▽
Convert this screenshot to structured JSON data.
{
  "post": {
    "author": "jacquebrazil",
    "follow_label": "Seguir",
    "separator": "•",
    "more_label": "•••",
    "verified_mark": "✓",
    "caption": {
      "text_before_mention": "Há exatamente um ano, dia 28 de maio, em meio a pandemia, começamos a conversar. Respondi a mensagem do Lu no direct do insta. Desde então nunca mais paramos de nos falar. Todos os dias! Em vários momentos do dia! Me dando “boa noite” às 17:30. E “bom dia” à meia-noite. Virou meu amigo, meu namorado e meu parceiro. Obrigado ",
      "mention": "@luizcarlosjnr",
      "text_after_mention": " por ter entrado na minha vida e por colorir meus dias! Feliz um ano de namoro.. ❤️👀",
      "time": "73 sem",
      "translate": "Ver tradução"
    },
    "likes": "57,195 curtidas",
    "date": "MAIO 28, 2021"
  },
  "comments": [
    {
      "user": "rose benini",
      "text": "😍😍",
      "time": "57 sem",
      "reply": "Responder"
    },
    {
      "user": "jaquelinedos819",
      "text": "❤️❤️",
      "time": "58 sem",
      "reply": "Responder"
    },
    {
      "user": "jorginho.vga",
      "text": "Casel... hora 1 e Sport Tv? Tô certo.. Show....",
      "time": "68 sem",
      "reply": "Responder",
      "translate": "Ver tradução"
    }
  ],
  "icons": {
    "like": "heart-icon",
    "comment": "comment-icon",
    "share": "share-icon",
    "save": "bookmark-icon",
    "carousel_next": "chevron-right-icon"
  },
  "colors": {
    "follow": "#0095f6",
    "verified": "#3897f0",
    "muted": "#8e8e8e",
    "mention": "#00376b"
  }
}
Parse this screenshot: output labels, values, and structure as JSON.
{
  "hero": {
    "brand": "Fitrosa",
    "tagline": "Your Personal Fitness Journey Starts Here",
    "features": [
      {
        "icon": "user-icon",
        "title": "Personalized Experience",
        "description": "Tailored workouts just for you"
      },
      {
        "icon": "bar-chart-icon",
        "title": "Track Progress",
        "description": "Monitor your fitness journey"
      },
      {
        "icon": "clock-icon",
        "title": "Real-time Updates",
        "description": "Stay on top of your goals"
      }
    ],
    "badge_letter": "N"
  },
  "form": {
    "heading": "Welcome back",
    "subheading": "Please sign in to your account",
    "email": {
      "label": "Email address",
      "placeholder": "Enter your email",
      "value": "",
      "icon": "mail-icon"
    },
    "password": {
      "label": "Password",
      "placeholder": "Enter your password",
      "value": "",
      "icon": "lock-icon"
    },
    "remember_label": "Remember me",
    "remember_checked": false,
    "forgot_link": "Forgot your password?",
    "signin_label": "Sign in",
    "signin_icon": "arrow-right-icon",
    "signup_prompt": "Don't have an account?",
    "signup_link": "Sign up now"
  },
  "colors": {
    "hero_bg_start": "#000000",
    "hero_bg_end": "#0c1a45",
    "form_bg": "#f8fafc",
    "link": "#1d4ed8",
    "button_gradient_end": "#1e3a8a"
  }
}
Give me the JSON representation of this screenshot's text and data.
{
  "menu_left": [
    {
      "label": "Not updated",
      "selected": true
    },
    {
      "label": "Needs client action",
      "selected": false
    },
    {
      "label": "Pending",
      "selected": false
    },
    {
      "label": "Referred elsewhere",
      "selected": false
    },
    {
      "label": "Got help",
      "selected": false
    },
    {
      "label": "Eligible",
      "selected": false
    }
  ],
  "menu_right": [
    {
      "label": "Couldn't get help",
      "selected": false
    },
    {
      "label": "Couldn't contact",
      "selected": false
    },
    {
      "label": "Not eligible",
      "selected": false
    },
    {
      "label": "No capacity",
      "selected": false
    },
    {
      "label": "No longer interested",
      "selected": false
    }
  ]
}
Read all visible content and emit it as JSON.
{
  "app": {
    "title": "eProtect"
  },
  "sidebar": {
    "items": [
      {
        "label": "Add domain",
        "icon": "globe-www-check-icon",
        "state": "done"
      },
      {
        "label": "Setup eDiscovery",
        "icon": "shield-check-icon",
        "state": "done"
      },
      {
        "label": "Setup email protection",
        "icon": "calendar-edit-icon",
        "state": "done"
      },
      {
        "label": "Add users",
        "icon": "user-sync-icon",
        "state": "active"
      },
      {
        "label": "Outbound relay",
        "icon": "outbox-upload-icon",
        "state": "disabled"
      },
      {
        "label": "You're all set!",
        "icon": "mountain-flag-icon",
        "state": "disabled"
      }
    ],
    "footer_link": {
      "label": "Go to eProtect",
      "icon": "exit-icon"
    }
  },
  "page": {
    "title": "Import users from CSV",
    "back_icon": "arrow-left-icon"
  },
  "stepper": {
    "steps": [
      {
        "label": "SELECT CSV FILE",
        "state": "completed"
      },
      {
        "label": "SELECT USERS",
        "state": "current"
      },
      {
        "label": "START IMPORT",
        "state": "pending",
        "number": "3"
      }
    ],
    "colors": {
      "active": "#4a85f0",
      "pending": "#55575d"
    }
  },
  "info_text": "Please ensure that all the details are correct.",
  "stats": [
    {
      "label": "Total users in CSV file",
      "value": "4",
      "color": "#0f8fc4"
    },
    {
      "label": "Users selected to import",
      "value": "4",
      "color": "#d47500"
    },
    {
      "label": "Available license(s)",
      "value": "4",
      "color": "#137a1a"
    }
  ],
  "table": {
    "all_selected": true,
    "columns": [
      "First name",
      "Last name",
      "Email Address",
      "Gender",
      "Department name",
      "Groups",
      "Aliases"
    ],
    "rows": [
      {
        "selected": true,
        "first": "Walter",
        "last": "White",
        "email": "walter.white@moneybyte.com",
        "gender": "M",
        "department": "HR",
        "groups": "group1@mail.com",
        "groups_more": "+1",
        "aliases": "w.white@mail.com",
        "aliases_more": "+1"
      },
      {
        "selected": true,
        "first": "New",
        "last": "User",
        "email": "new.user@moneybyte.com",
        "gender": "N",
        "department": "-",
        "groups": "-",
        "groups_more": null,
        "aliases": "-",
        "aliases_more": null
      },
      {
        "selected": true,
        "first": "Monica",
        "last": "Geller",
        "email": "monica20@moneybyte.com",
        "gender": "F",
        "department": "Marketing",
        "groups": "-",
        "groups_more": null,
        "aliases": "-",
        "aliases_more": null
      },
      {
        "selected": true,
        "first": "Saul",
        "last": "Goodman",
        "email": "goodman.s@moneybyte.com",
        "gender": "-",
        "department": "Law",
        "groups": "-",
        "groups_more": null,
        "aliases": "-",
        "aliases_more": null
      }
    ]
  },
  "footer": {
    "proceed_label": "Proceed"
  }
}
△
Copy every line above in which the string "Enter" shows up.

- _Output of the exercise_:
      "placeholder": "Enter your email",
      "placeholder": "Enter your password",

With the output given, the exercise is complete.